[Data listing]
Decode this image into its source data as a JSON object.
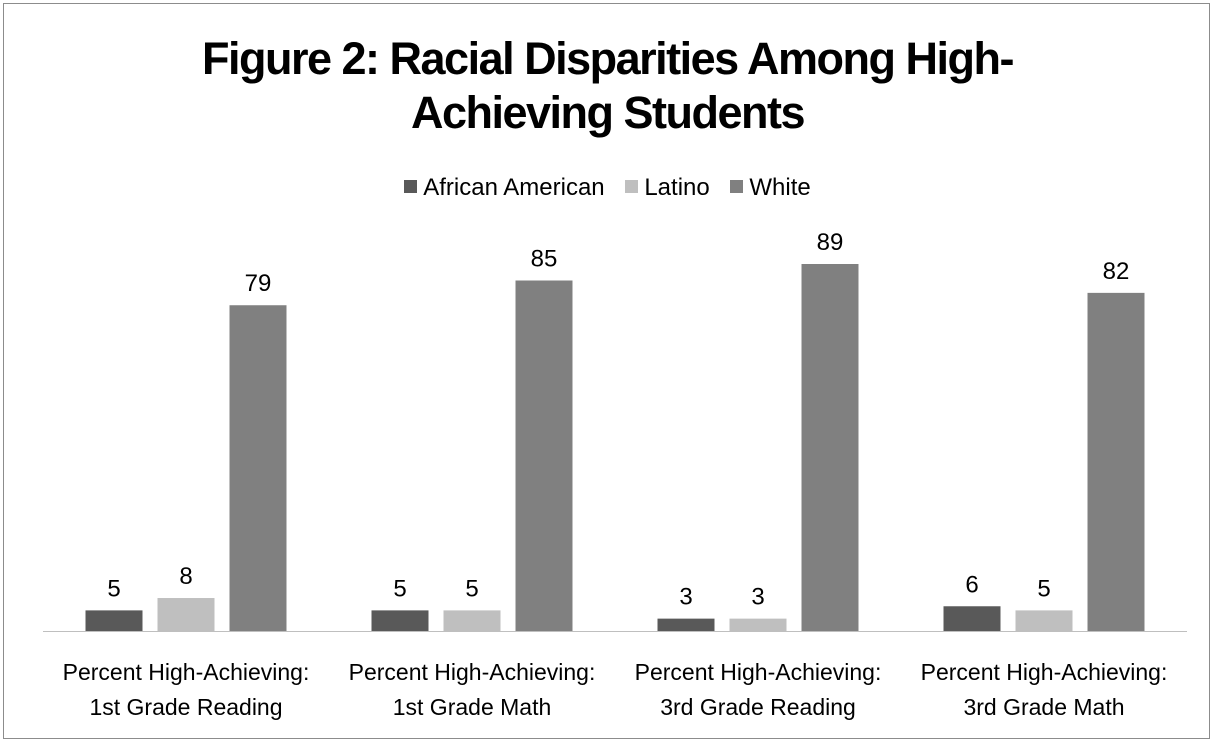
{
  "chart_data": {
    "type": "bar",
    "title": "Figure 2: Racial Disparities Among High-Achieving Students",
    "title_lines": [
      "Figure 2: Racial Disparities Among High-",
      "Achieving Students"
    ],
    "categories": [
      [
        "Percent High-Achieving:",
        "1st Grade Reading"
      ],
      [
        "Percent High-Achieving:",
        "1st Grade Math"
      ],
      [
        "Percent High-Achieving:",
        "3rd Grade Reading"
      ],
      [
        "Percent High-Achieving:",
        "3rd Grade Math"
      ]
    ],
    "series": [
      {
        "name": "African American",
        "values": [
          5,
          5,
          3,
          6
        ],
        "color": "#595959"
      },
      {
        "name": "Latino",
        "values": [
          8,
          5,
          3,
          5
        ],
        "color": "#bfbfbf"
      },
      {
        "name": "White",
        "values": [
          79,
          85,
          89,
          82
        ],
        "color": "#808080"
      }
    ],
    "xlabel": "",
    "ylabel": "",
    "ylim": [
      0,
      100
    ],
    "grid": false,
    "legend": "top-center",
    "data_labels": true
  }
}
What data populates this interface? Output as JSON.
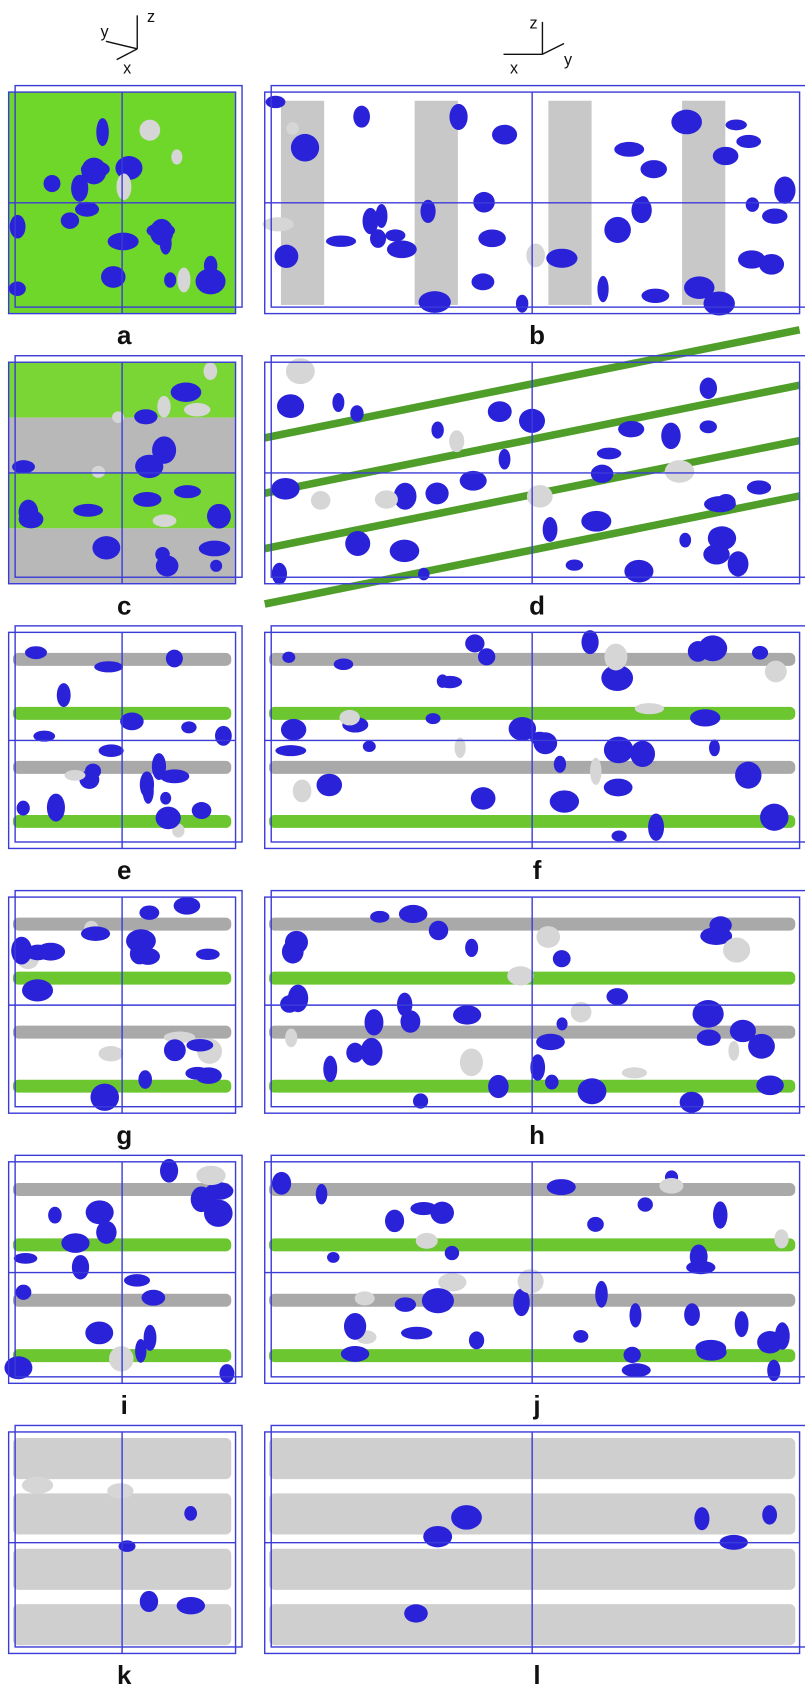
{
  "axes_left": {
    "z": "z",
    "y": "y",
    "x": "x"
  },
  "axes_right": {
    "z": "z",
    "y": "y",
    "x": "x"
  },
  "panels": [
    {
      "label": "a"
    },
    {
      "label": "b"
    },
    {
      "label": "c"
    },
    {
      "label": "d"
    },
    {
      "label": "e"
    },
    {
      "label": "f"
    },
    {
      "label": "g"
    },
    {
      "label": "h"
    },
    {
      "label": "i"
    },
    {
      "label": "j"
    },
    {
      "label": "k"
    },
    {
      "label": "l"
    }
  ]
}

INSTRUCTIONS TO FOLLOW
Produce an exact copy of each line of data, skipping embedded images.

PROBLEM SOLUTION
Decode this image into its source data as a JSON object.
{
  "chart_data": {
    "type": "bar",
    "title": "Figure 2: Racial Disparities Among High-Achieving Students",
    "title_lines": [
      "Figure 2: Racial Disparities Among High-",
      "Achieving Students"
    ],
    "categories": [
      [
        "Percent High-Achieving:",
        "1st Grade Reading"
      ],
      [
        "Percent High-Achieving:",
        "1st Grade Math"
      ],
      [
        "Percent High-Achieving:",
        "3rd Grade Reading"
      ],
      [
        "Percent High-Achieving:",
        "3rd Grade Math"
      ]
    ],
    "series": [
      {
        "name": "African American",
        "values": [
          5,
          5,
          3,
          6
        ],
        "color": "#595959"
      },
      {
        "name": "Latino",
        "values": [
          8,
          5,
          3,
          5
        ],
        "color": "#bfbfbf"
      },
      {
        "name": "White",
        "values": [
          79,
          85,
          89,
          82
        ],
        "color": "#808080"
      }
    ],
    "xlabel": "",
    "ylabel": "",
    "ylim": [
      0,
      100
    ],
    "grid": false,
    "legend": "top-center",
    "data_labels": true
  }
}
What data populates this interface? Output as JSON.
{
  "axes_left": {
    "z": "z",
    "y": "y",
    "x": "x"
  },
  "axes_right": {
    "z": "z",
    "y": "y",
    "x": "x"
  },
  "panels": [
    {
      "label": "a"
    },
    {
      "label": "b"
    },
    {
      "label": "c"
    },
    {
      "label": "d"
    },
    {
      "label": "e"
    },
    {
      "label": "f"
    },
    {
      "label": "g"
    },
    {
      "label": "h"
    },
    {
      "label": "i"
    },
    {
      "label": "j"
    },
    {
      "label": "k"
    },
    {
      "label": "l"
    }
  ]
}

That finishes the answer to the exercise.